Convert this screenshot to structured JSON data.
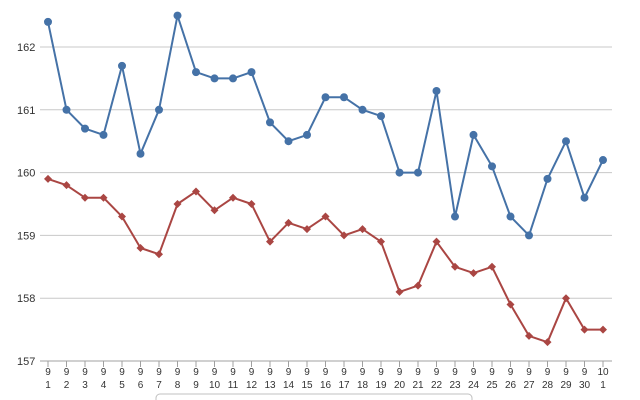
{
  "chart_data": {
    "type": "line",
    "title": "",
    "xlabel": "",
    "ylabel": "",
    "ylim": [
      157,
      162.5
    ],
    "yticks": [
      157,
      158,
      159,
      160,
      161,
      162
    ],
    "grid": true,
    "categories": [
      [
        "9",
        "1"
      ],
      [
        "9",
        "2"
      ],
      [
        "9",
        "3"
      ],
      [
        "9",
        "4"
      ],
      [
        "9",
        "5"
      ],
      [
        "9",
        "6"
      ],
      [
        "9",
        "7"
      ],
      [
        "9",
        "8"
      ],
      [
        "9",
        "9"
      ],
      [
        "9",
        "10"
      ],
      [
        "9",
        "11"
      ],
      [
        "9",
        "12"
      ],
      [
        "9",
        "13"
      ],
      [
        "9",
        "14"
      ],
      [
        "9",
        "15"
      ],
      [
        "9",
        "16"
      ],
      [
        "9",
        "17"
      ],
      [
        "9",
        "18"
      ],
      [
        "9",
        "19"
      ],
      [
        "9",
        "20"
      ],
      [
        "9",
        "21"
      ],
      [
        "9",
        "22"
      ],
      [
        "9",
        "23"
      ],
      [
        "9",
        "24"
      ],
      [
        "9",
        "25"
      ],
      [
        "9",
        "26"
      ],
      [
        "9",
        "27"
      ],
      [
        "9",
        "28"
      ],
      [
        "9",
        "29"
      ],
      [
        "9",
        "30"
      ],
      [
        "10",
        "1"
      ]
    ],
    "series": [
      {
        "color": "#4572a7",
        "marker": "circle",
        "values": [
          162.4,
          161.0,
          160.7,
          160.6,
          161.7,
          160.3,
          161.0,
          162.5,
          161.6,
          161.5,
          161.5,
          161.6,
          160.8,
          160.5,
          160.6,
          161.2,
          161.2,
          161.0,
          160.9,
          160.0,
          160.0,
          161.3,
          159.3,
          160.6,
          160.1,
          159.3,
          159.0,
          159.9,
          160.5,
          159.6,
          160.2
        ]
      },
      {
        "color": "#aa4643",
        "marker": "diamond",
        "values": [
          159.9,
          159.8,
          159.6,
          159.6,
          159.3,
          158.8,
          158.7,
          159.5,
          159.7,
          159.4,
          159.6,
          159.5,
          158.9,
          159.2,
          159.1,
          159.3,
          159.0,
          159.1,
          158.9,
          158.1,
          158.2,
          158.9,
          158.5,
          158.4,
          158.5,
          157.9,
          157.4,
          157.3,
          158.0,
          157.5,
          157.5
        ]
      }
    ]
  }
}
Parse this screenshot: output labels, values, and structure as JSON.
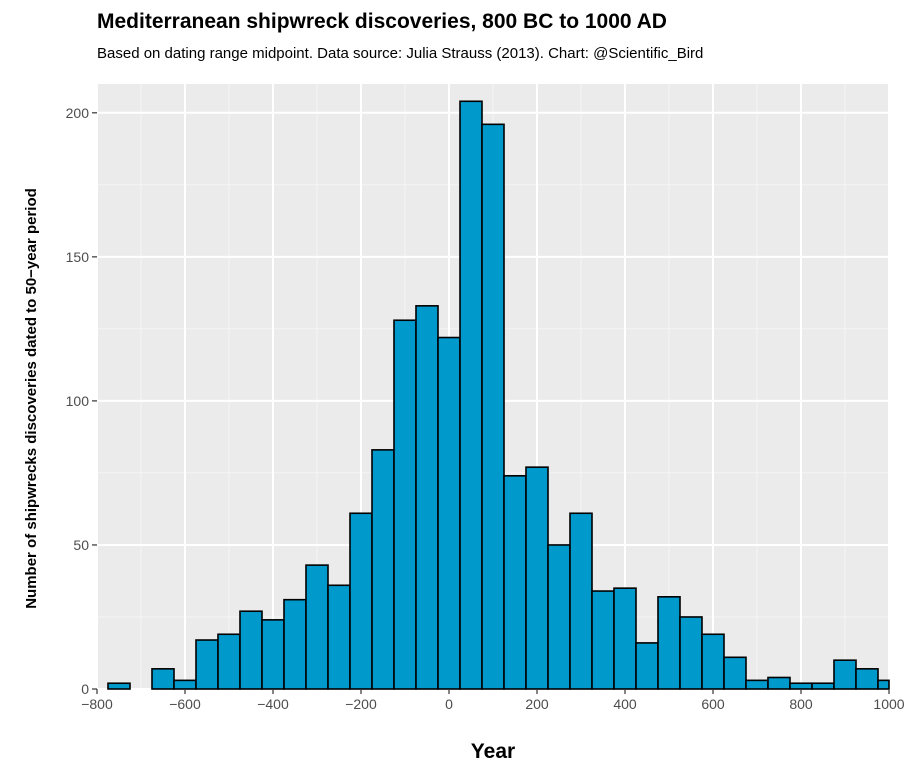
{
  "chart_data": {
    "type": "bar",
    "title": "Mediterranean shipwreck discoveries, 800 BC to 1000 AD",
    "subtitle": "Based on dating range midpoint. Data source: Julia Strauss (2013). Chart: @Scientific_Bird",
    "xlabel": "Year",
    "ylabel": "Number of shipwrecks discoveries dated to 50−year period",
    "xlim": [
      -800,
      1000
    ],
    "ylim": [
      0,
      210
    ],
    "x_ticks": [
      -800,
      -600,
      -400,
      -200,
      0,
      200,
      400,
      600,
      800,
      1000
    ],
    "x_tick_labels": [
      "−800",
      "−600",
      "−400",
      "−200",
      "0",
      "200",
      "400",
      "600",
      "800",
      "1000"
    ],
    "y_ticks": [
      0,
      50,
      100,
      150,
      200
    ],
    "y_tick_labels": [
      "0",
      "50",
      "100",
      "150",
      "200"
    ],
    "grid": true,
    "bin_width": 50,
    "bin_starts": [
      -775,
      -725,
      -675,
      -625,
      -575,
      -525,
      -475,
      -425,
      -375,
      -325,
      -275,
      -225,
      -175,
      -125,
      -75,
      -25,
      25,
      75,
      125,
      175,
      225,
      275,
      325,
      375,
      425,
      475,
      525,
      575,
      625,
      675,
      725,
      775,
      825,
      875,
      925,
      975
    ],
    "values": [
      2,
      0,
      7,
      3,
      17,
      19,
      27,
      24,
      31,
      43,
      36,
      61,
      83,
      128,
      133,
      122,
      204,
      196,
      74,
      77,
      50,
      61,
      34,
      35,
      16,
      32,
      25,
      19,
      11,
      3,
      4,
      2,
      2,
      10,
      7,
      3
    ],
    "colors": {
      "bar_fill": "#0099cc",
      "bar_stroke": "#000000",
      "panel_background": "#ebebeb",
      "grid_major": "#ffffff",
      "grid_minor": "#f5f5f5"
    }
  }
}
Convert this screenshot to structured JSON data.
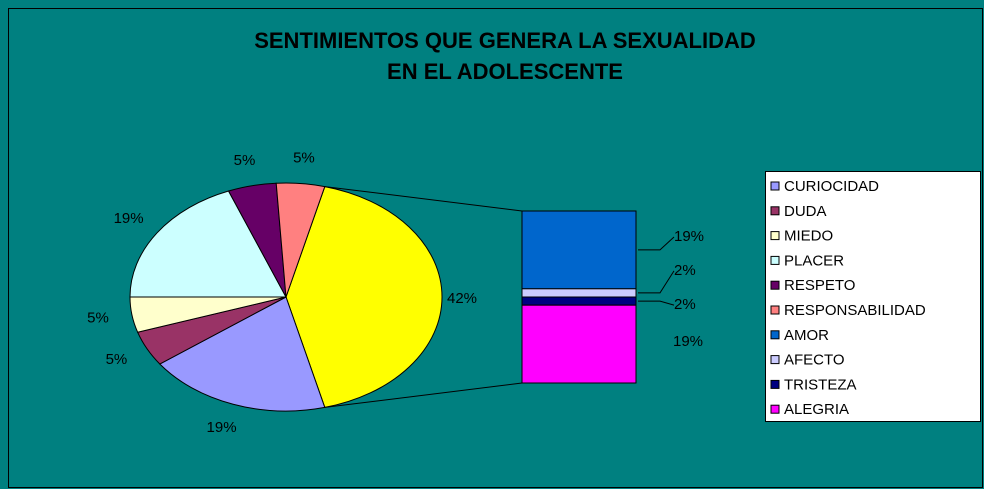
{
  "chart_data": {
    "type": "bar-of-pie",
    "title": [
      "SENTIMIENTOS QUE GENERA LA SEXUALIDAD",
      "EN EL ADOLESCENTE"
    ],
    "categories": [
      "CURIOCIDAD",
      "DUDA",
      "MIEDO",
      "PLACER",
      "RESPETO",
      "RESPONSABILIDAD",
      "AMOR",
      "AFECTO",
      "TRISTEZA",
      "ALEGRIA"
    ],
    "values": [
      19,
      5,
      5,
      19,
      5,
      5,
      19,
      2,
      2,
      19
    ],
    "value_labels": [
      "19%",
      "5%",
      "5%",
      "19%",
      "5%",
      "5%",
      "19%",
      "2%",
      "2%",
      "19%"
    ],
    "colors": [
      "#9999ff",
      "#993366",
      "#ffffcc",
      "#ccffff",
      "#660066",
      "#ff8080",
      "#0066cc",
      "#ccccff",
      "#000080",
      "#ff00ff"
    ],
    "secondary_count": 4,
    "secondary_total": 42,
    "secondary_label": "42%",
    "secondary_color": "#ffff00",
    "background": "#008080",
    "legend": "right"
  }
}
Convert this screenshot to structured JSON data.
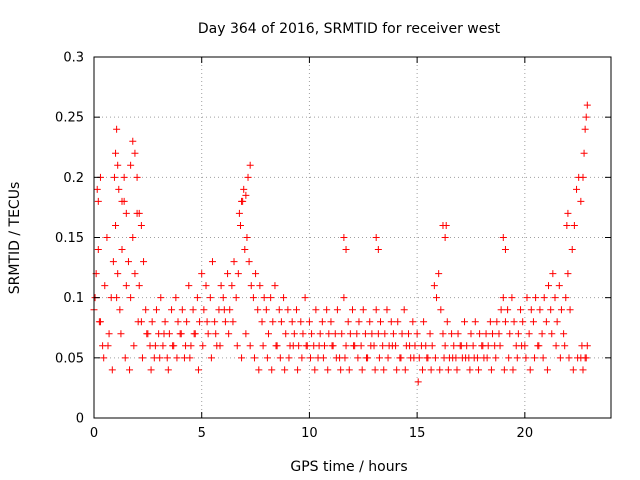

### Set exercise
Leaving aside the images, write out the entries above word for word.

### The solution
Convert this screenshot to structured JSON data.
{
  "chart_data": {
    "type": "line",
    "title": "",
    "xlabel": "",
    "ylabel": "",
    "ylim": [
      157,
      162.5
    ],
    "yticks": [
      157,
      158,
      159,
      160,
      161,
      162
    ],
    "grid": true,
    "categories": [
      [
        "9",
        "1"
      ],
      [
        "9",
        "2"
      ],
      [
        "9",
        "3"
      ],
      [
        "9",
        "4"
      ],
      [
        "9",
        "5"
      ],
      [
        "9",
        "6"
      ],
      [
        "9",
        "7"
      ],
      [
        "9",
        "8"
      ],
      [
        "9",
        "9"
      ],
      [
        "9",
        "10"
      ],
      [
        "9",
        "11"
      ],
      [
        "9",
        "12"
      ],
      [
        "9",
        "13"
      ],
      [
        "9",
        "14"
      ],
      [
        "9",
        "15"
      ],
      [
        "9",
        "16"
      ],
      [
        "9",
        "17"
      ],
      [
        "9",
        "18"
      ],
      [
        "9",
        "19"
      ],
      [
        "9",
        "20"
      ],
      [
        "9",
        "21"
      ],
      [
        "9",
        "22"
      ],
      [
        "9",
        "23"
      ],
      [
        "9",
        "24"
      ],
      [
        "9",
        "25"
      ],
      [
        "9",
        "26"
      ],
      [
        "9",
        "27"
      ],
      [
        "9",
        "28"
      ],
      [
        "9",
        "29"
      ],
      [
        "9",
        "30"
      ],
      [
        "10",
        "1"
      ]
    ],
    "series": [
      {
        "color": "#4572a7",
        "marker": "circle",
        "values": [
          162.4,
          161.0,
          160.7,
          160.6,
          161.7,
          160.3,
          161.0,
          162.5,
          161.6,
          161.5,
          161.5,
          161.6,
          160.8,
          160.5,
          160.6,
          161.2,
          161.2,
          161.0,
          160.9,
          160.0,
          160.0,
          161.3,
          159.3,
          160.6,
          160.1,
          159.3,
          159.0,
          159.9,
          160.5,
          159.6,
          160.2
        ]
      },
      {
        "color": "#aa4643",
        "marker": "diamond",
        "values": [
          159.9,
          159.8,
          159.6,
          159.6,
          159.3,
          158.8,
          158.7,
          159.5,
          159.7,
          159.4,
          159.6,
          159.5,
          158.9,
          159.2,
          159.1,
          159.3,
          159.0,
          159.1,
          158.9,
          158.1,
          158.2,
          158.9,
          158.5,
          158.4,
          158.5,
          157.9,
          157.4,
          157.3,
          158.0,
          157.5,
          157.5
        ]
      }
    ]
  }
}
Parse this screenshot: output labels, values, and structure as JSON.
{
  "chart_data": {
    "type": "bar",
    "title": "Mediterranean shipwreck discoveries, 800 BC to 1000 AD",
    "subtitle": "Based on dating range midpoint. Data source: Julia Strauss (2013). Chart: @Scientific_Bird",
    "xlabel": "Year",
    "ylabel": "Number of shipwrecks discoveries dated to 50−year period",
    "xlim": [
      -800,
      1000
    ],
    "ylim": [
      0,
      210
    ],
    "x_ticks": [
      -800,
      -600,
      -400,
      -200,
      0,
      200,
      400,
      600,
      800,
      1000
    ],
    "x_tick_labels": [
      "−800",
      "−600",
      "−400",
      "−200",
      "0",
      "200",
      "400",
      "600",
      "800",
      "1000"
    ],
    "y_ticks": [
      0,
      50,
      100,
      150,
      200
    ],
    "y_tick_labels": [
      "0",
      "50",
      "100",
      "150",
      "200"
    ],
    "grid": true,
    "bin_width": 50,
    "bin_starts": [
      -775,
      -725,
      -675,
      -625,
      -575,
      -525,
      -475,
      -425,
      -375,
      -325,
      -275,
      -225,
      -175,
      -125,
      -75,
      -25,
      25,
      75,
      125,
      175,
      225,
      275,
      325,
      375,
      425,
      475,
      525,
      575,
      625,
      675,
      725,
      775,
      825,
      875,
      925,
      975
    ],
    "values": [
      2,
      0,
      7,
      3,
      17,
      19,
      27,
      24,
      31,
      43,
      36,
      61,
      83,
      128,
      133,
      122,
      204,
      196,
      74,
      77,
      50,
      61,
      34,
      35,
      16,
      32,
      25,
      19,
      11,
      3,
      4,
      2,
      2,
      10,
      7,
      3
    ],
    "colors": {
      "bar_fill": "#0099cc",
      "bar_stroke": "#000000",
      "panel_background": "#ebebeb",
      "grid_major": "#ffffff",
      "grid_minor": "#f5f5f5"
    }
  }
}
Convert this screenshot to structured JSON data.
{
  "chart_data": {
    "type": "bar-of-pie",
    "title": [
      "SENTIMIENTOS QUE GENERA LA SEXUALIDAD",
      "EN EL ADOLESCENTE"
    ],
    "categories": [
      "CURIOCIDAD",
      "DUDA",
      "MIEDO",
      "PLACER",
      "RESPETO",
      "RESPONSABILIDAD",
      "AMOR",
      "AFECTO",
      "TRISTEZA",
      "ALEGRIA"
    ],
    "values": [
      19,
      5,
      5,
      19,
      5,
      5,
      19,
      2,
      2,
      19
    ],
    "value_labels": [
      "19%",
      "5%",
      "5%",
      "19%",
      "5%",
      "5%",
      "19%",
      "2%",
      "2%",
      "19%"
    ],
    "colors": [
      "#9999ff",
      "#993366",
      "#ffffcc",
      "#ccffff",
      "#660066",
      "#ff8080",
      "#0066cc",
      "#ccccff",
      "#000080",
      "#ff00ff"
    ],
    "secondary_count": 4,
    "secondary_total": 42,
    "secondary_label": "42%",
    "secondary_color": "#ffff00",
    "background": "#008080",
    "legend": "right"
  }
}
Convert this screenshot to structured JSON data.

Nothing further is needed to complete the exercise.